WRITTEN INSTRUCTION: Look through the data below and count each line where the word "English" appears. Reply with the count alone.

Data records:

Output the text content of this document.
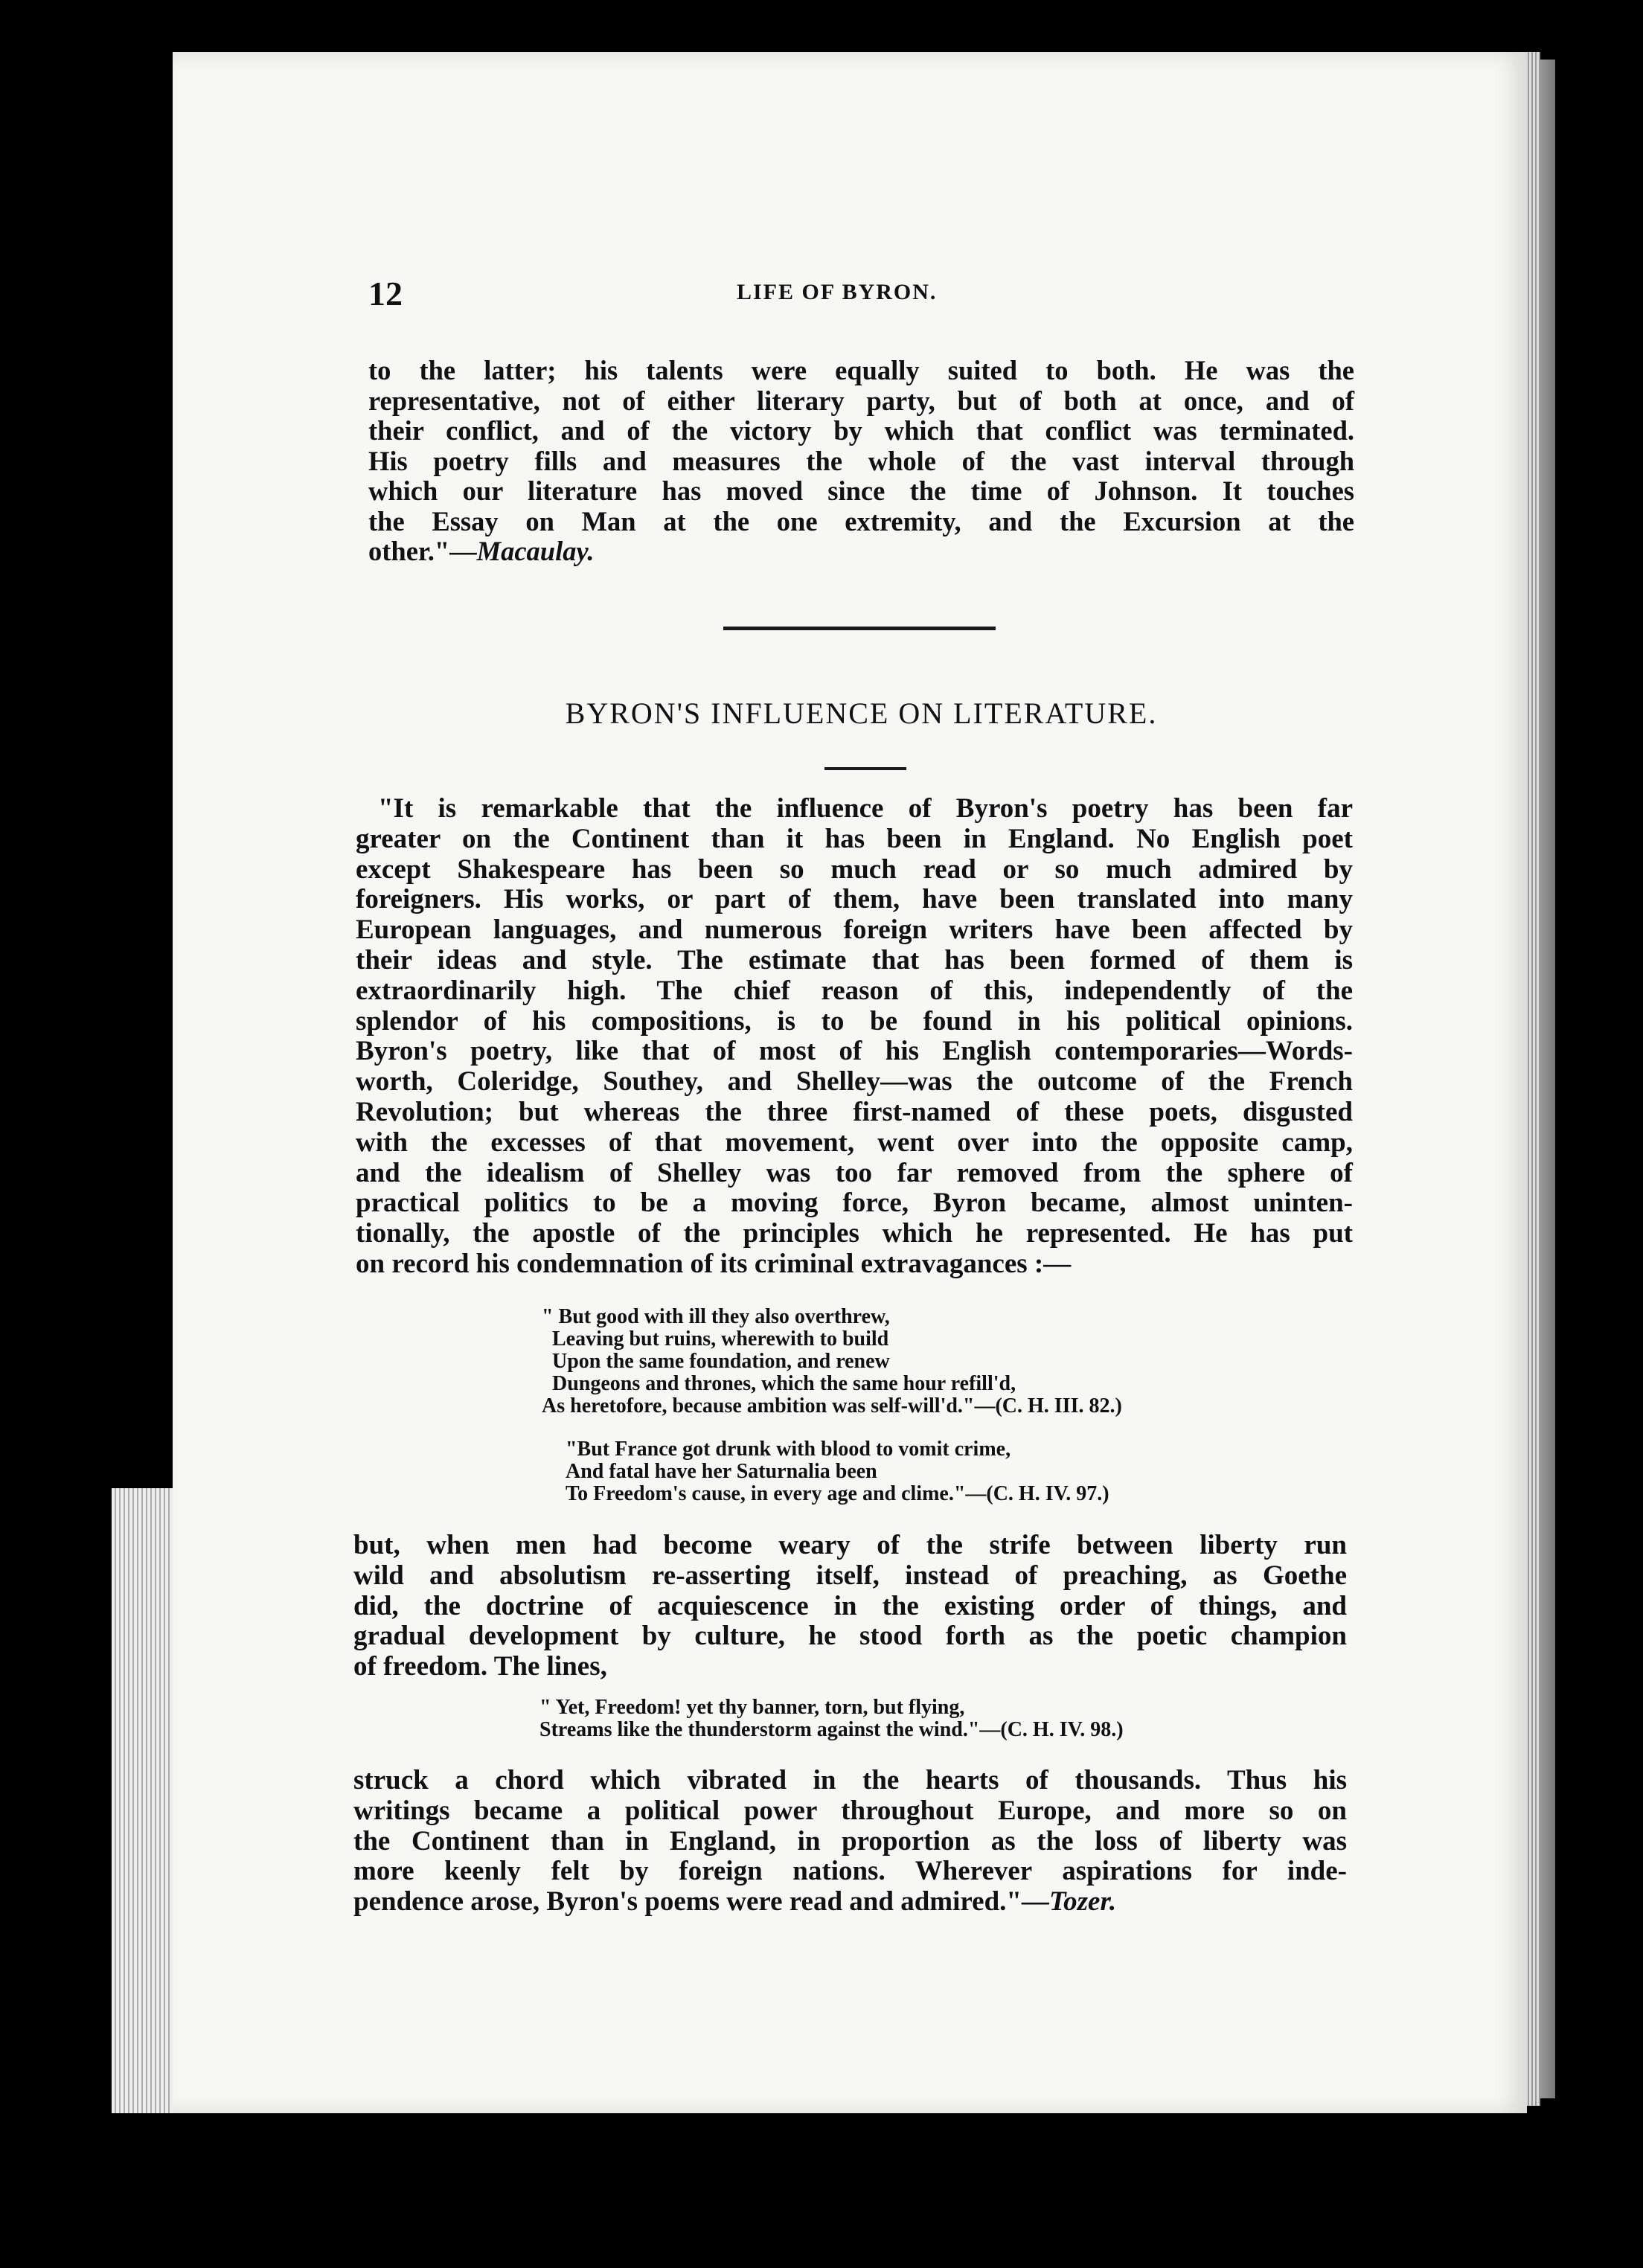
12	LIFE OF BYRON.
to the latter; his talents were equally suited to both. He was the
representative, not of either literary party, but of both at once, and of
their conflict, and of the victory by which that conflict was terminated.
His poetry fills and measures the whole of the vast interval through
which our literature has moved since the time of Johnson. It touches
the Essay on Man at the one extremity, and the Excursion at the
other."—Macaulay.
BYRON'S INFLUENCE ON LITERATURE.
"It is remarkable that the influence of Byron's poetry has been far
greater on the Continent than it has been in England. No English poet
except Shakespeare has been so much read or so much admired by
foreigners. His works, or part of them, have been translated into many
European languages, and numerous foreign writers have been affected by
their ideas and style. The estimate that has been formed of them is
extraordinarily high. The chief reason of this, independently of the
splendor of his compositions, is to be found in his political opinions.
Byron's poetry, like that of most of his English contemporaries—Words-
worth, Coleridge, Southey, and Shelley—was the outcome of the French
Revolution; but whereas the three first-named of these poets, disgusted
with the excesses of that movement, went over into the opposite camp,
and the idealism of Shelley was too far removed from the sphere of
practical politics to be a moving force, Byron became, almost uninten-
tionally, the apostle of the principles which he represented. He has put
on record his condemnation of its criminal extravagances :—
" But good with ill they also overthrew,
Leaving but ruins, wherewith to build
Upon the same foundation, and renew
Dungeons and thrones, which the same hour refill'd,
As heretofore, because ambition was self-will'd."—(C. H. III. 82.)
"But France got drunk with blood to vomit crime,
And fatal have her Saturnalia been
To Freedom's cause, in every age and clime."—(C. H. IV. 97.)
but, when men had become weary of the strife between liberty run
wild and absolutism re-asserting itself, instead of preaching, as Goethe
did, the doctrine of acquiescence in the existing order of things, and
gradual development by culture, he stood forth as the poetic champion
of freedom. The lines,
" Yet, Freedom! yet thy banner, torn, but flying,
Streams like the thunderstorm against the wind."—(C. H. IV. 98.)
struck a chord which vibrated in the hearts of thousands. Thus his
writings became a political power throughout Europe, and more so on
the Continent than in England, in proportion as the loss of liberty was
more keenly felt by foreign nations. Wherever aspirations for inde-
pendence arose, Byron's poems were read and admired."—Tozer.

* * *

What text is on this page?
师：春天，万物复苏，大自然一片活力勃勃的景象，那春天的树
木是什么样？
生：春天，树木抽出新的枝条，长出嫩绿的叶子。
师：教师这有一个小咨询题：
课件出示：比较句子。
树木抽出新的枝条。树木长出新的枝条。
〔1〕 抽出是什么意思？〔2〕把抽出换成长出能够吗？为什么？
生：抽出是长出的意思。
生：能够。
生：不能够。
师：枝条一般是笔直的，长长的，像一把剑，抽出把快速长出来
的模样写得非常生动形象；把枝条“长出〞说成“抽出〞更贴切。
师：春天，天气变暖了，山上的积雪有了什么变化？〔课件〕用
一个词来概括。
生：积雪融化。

TASK RESPONSE: 2